The exercise -> Exactly reproduce the entries, dropping any pictures from your copy.

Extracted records
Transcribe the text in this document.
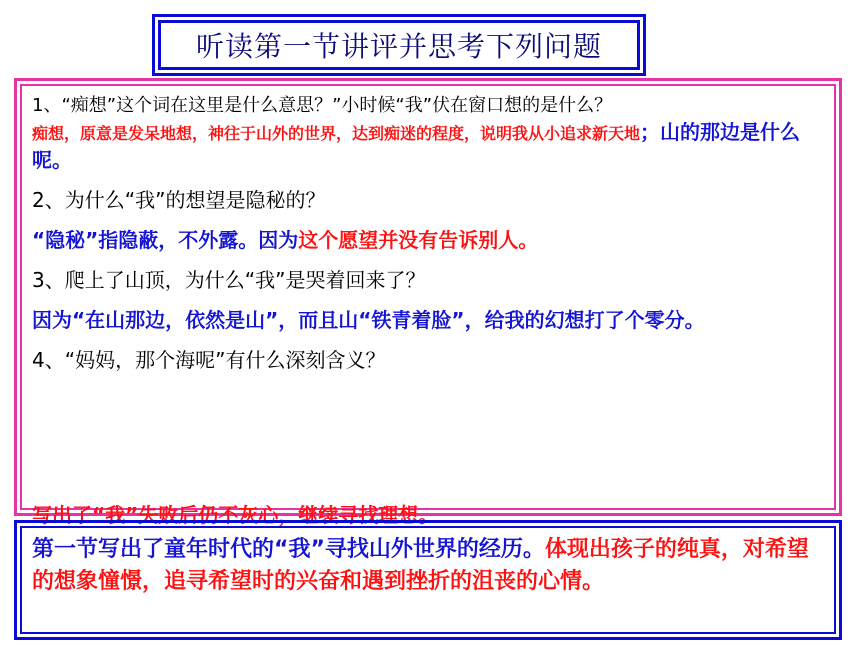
听读第一节讲评并思考下列问题
1、“痴想”这个词在这里是什么意思？”小时候“我”伏在窗口想的是什么？
痴想，原意是发呆地想，神往于山外的世界，达到痴迷的程度，说明我从小追求新天地；山的那边是什么呢。
2、为什么“我”的想望是隐秘的？
“隐秘”指隐蔽，不外露。因为这个愿望并没有告诉别人。
3、爬上了山顶，为什么“我”是哭着回来了？
因为“在山那边，依然是山”，而且山“铁青着脸”，给我的幻想打了个零分。
4、“妈妈，那个海呢”有什么深刻含义？
写出了“我”失败后仍不灰心，继续寻找理想。
第一节写出了童年时代的“我”寻找山外世界的经历。体现出孩子的纯真，对希望的想象憧憬，追寻希望时的兴奋和遇到挫折的沮丧的心情。
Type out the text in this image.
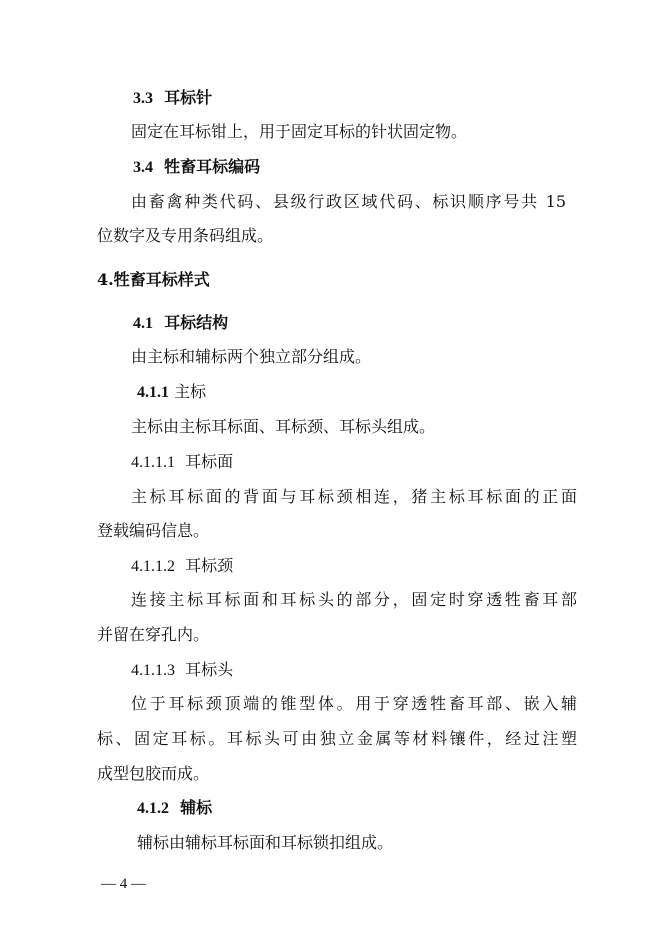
3.3 耳标针
固定在耳标钳上，用于固定耳标的针状固定物。
3.4 牲畜耳标编码
由畜禽种类代码、县级行政区域代码、标识顺序号共 15
位数字及专用条码组成。
4.牲畜耳标样式
4.1 耳标结构
由主标和辅标两个独立部分组成。
4.1.1 主标
主标由主标耳标面、耳标颈、耳标头组成。
4.1.1.1 耳标面
主标耳标面的背面与耳标颈相连，猪主标耳标面的正面
登载编码信息。
4.1.1.2 耳标颈
连接主标耳标面和耳标头的部分，固定时穿透牲畜耳部
并留在穿孔内。
4.1.1.3 耳标头
位于耳标颈顶端的锥型体。用于穿透牲畜耳部、嵌入辅
标、固定耳标。耳标头可由独立金属等材料镶件，经过注塑
成型包胶而成。
4.1.2 辅标
辅标由辅标耳标面和耳标锁扣组成。
— 4 —
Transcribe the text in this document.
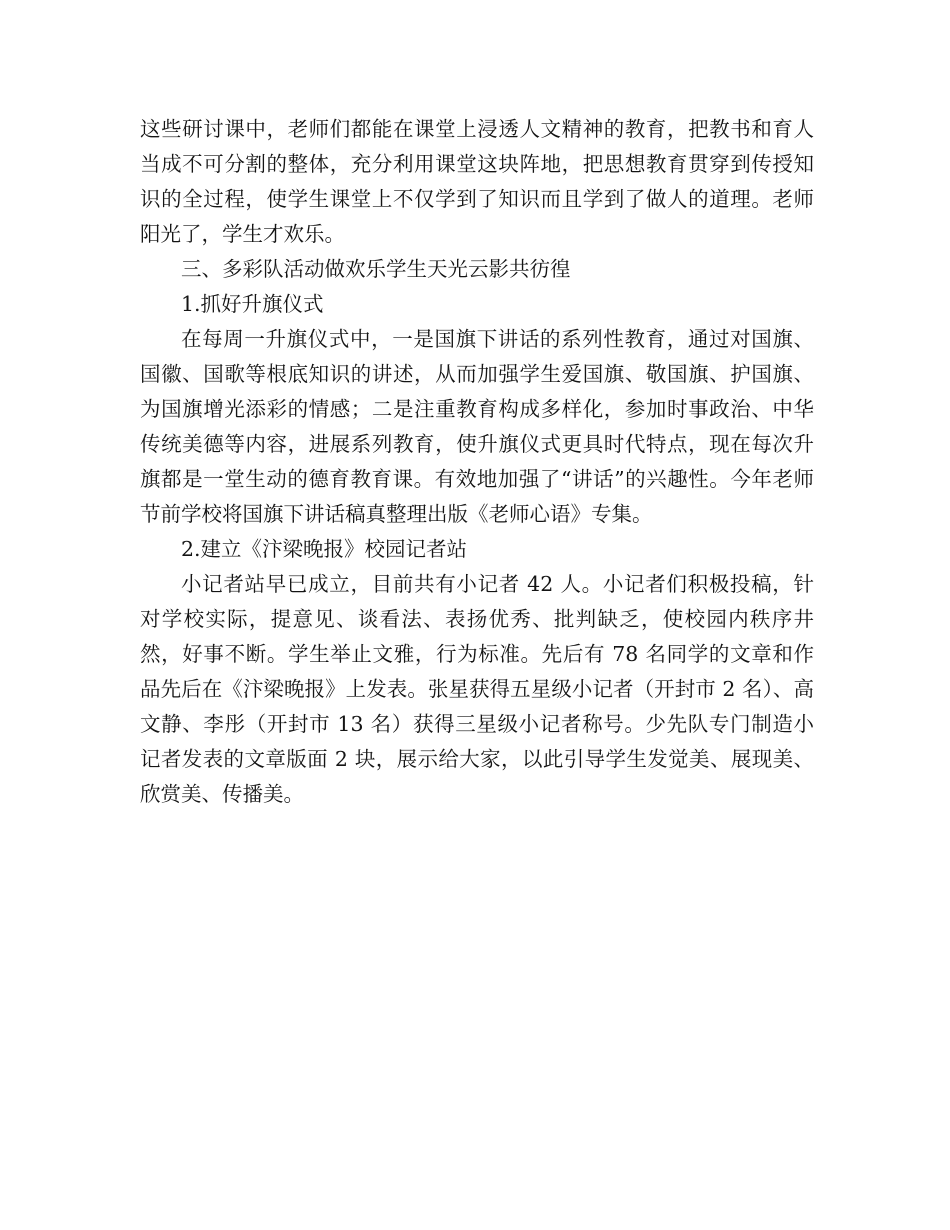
这些研讨课中，老师们都能在课堂上浸透人文精神的教育，把教书和育人当成不可分割的整体，充分利用课堂这块阵地，把思想教育贯穿到传授知识的全过程，使学生课堂上不仅学到了知识而且学到了做人的道理。老师阳光了，学生才欢乐。

三、多彩队活动做欢乐学生天光云影共彷徨

1.抓好升旗仪式

在每周一升旗仪式中，一是国旗下讲话的系列性教育，通过对国旗、国徽、国歌等根底知识的讲述，从而加强学生爱国旗、敬国旗、护国旗、为国旗增光添彩的情感；二是注重教育构成多样化，参加时事政治、中华传统美德等内容，进展系列教育，使升旗仪式更具时代特点，现在每次升旗都是一堂生动的德育教育课。有效地加强了“讲话”的兴趣性。今年老师节前学校将国旗下讲话稿真整理出版《老师心语》专集。

2.建立《汴梁晚报》校园记者站

小记者站早已成立，目前共有小记者 42 人。小记者们积极投稿，针对学校实际，提意见、谈看法、表扬优秀、批判缺乏，使校园内秩序井然，好事不断。学生举止文雅，行为标准。先后有 78 名同学的文章和作品先后在《汴梁晚报》上发表。张星获得五星级小记者（开封市 2 名）、高文静、李彤（开封市 13 名）获得三星级小记者称号。少先队专门制造小记者发表的文章版面 2 块，展示给大家，以此引导学生发觉美、展现美、欣赏美、传播美。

Final answer ->
Transcribe the text in this document.
听读第一节讲评并思考下列问题
1、“痴想”这个词在这里是什么意思？”小时候“我”伏在窗口想的是什么？
痴想，原意是发呆地想，神往于山外的世界，达到痴迷的程度，说明我从小追求新天地；山的那边是什么呢。
2、为什么“我”的想望是隐秘的？
“隐秘”指隐蔽，不外露。因为这个愿望并没有告诉别人。
3、爬上了山顶，为什么“我”是哭着回来了？
因为“在山那边，依然是山”，而且山“铁青着脸”，给我的幻想打了个零分。
4、“妈妈，那个海呢”有什么深刻含义？
写出了“我”失败后仍不灰心，继续寻找理想。
第一节写出了童年时代的“我”寻找山外世界的经历。体现出孩子的纯真，对希望的想象憧憬，追寻希望时的兴奋和遇到挫折的沮丧的心情。
Type out the text in this image.
3.3 耳标针
固定在耳标钳上，用于固定耳标的针状固定物。
3.4 牲畜耳标编码
由畜禽种类代码、县级行政区域代码、标识顺序号共 15
位数字及专用条码组成。
4.牲畜耳标样式
4.1 耳标结构
由主标和辅标两个独立部分组成。
4.1.1 主标
主标由主标耳标面、耳标颈、耳标头组成。
4.1.1.1 耳标面
主标耳标面的背面与耳标颈相连，猪主标耳标面的正面
登载编码信息。
4.1.1.2 耳标颈
连接主标耳标面和耳标头的部分，固定时穿透牲畜耳部
并留在穿孔内。
4.1.1.3 耳标头
位于耳标颈顶端的锥型体。用于穿透牲畜耳部、嵌入辅
标、固定耳标。耳标头可由独立金属等材料镶件，经过注塑
成型包胶而成。
4.1.2 辅标
辅标由辅标耳标面和耳标锁扣组成。
— 4 —
Transcribe the text in this document.
这些研讨课中，老师们都能在课堂上浸透人文精神的教育，把教书和育人当成不可分割的整体，充分利用课堂这块阵地，把思想教育贯穿到传授知识的全过程，使学生课堂上不仅学到了知识而且学到了做人的道理。老师阳光了，学生才欢乐。

三、多彩队活动做欢乐学生天光云影共彷徨

1.抓好升旗仪式

在每周一升旗仪式中，一是国旗下讲话的系列性教育，通过对国旗、国徽、国歌等根底知识的讲述，从而加强学生爱国旗、敬国旗、护国旗、为国旗增光添彩的情感；二是注重教育构成多样化，参加时事政治、中华传统美德等内容，进展系列教育，使升旗仪式更具时代特点，现在每次升旗都是一堂生动的德育教育课。有效地加强了“讲话”的兴趣性。今年老师节前学校将国旗下讲话稿真整理出版《老师心语》专集。

2.建立《汴梁晚报》校园记者站

小记者站早已成立，目前共有小记者 42 人。小记者们积极投稿，针对学校实际，提意见、谈看法、表扬优秀、批判缺乏，使校园内秩序井然，好事不断。学生举止文雅，行为标准。先后有 78 名同学的文章和作品先后在《汴梁晚报》上发表。张星获得五星级小记者（开封市 2 名）、高文静、李彤（开封市 13 名）获得三星级小记者称号。少先队专门制造小记者发表的文章版面 2 块，展示给大家，以此引导学生发觉美、展现美、欣赏美、传播美。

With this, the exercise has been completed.